BEGIN Data provided

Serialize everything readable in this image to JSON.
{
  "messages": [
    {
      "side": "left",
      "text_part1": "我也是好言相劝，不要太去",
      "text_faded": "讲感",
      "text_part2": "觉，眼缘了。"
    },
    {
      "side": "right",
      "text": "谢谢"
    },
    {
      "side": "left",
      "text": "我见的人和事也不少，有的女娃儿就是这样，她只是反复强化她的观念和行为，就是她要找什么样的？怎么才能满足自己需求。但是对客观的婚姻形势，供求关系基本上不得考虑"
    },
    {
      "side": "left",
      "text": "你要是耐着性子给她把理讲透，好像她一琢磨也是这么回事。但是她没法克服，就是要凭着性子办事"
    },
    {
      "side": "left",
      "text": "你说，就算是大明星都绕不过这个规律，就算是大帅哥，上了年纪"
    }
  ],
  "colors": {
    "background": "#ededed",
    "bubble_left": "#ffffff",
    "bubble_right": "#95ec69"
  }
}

END Data provided

» **Task requirements**
Output the entries verbatim.

» **Answer to the problem**
Serialize everything readable in this image to JSON.
{
  "messages": [
    {
      "side": "left",
      "text_part1": "我也是好言相劝，不要太去",
      "text_faded": "讲感",
      "text_part2": "觉，眼缘了。"
    },
    {
      "side": "right",
      "text": "谢谢"
    },
    {
      "side": "left",
      "text": "我见的人和事也不少，有的女娃儿就是这样，她只是反复强化她的观念和行为，就是她要找什么样的？怎么才能满足自己需求。但是对客观的婚姻形势，供求关系基本上不得考虑"
    },
    {
      "side": "left",
      "text": "你要是耐着性子给她把理讲透，好像她一琢磨也是这么回事。但是她没法克服，就是要凭着性子办事"
    },
    {
      "side": "left",
      "text": "你说，就算是大明星都绕不过这个规律，就算是大帅哥，上了年纪"
    }
  ],
  "colors": {
    "background": "#ededed",
    "bubble_left": "#ffffff",
    "bubble_right": "#95ec69"
  }
}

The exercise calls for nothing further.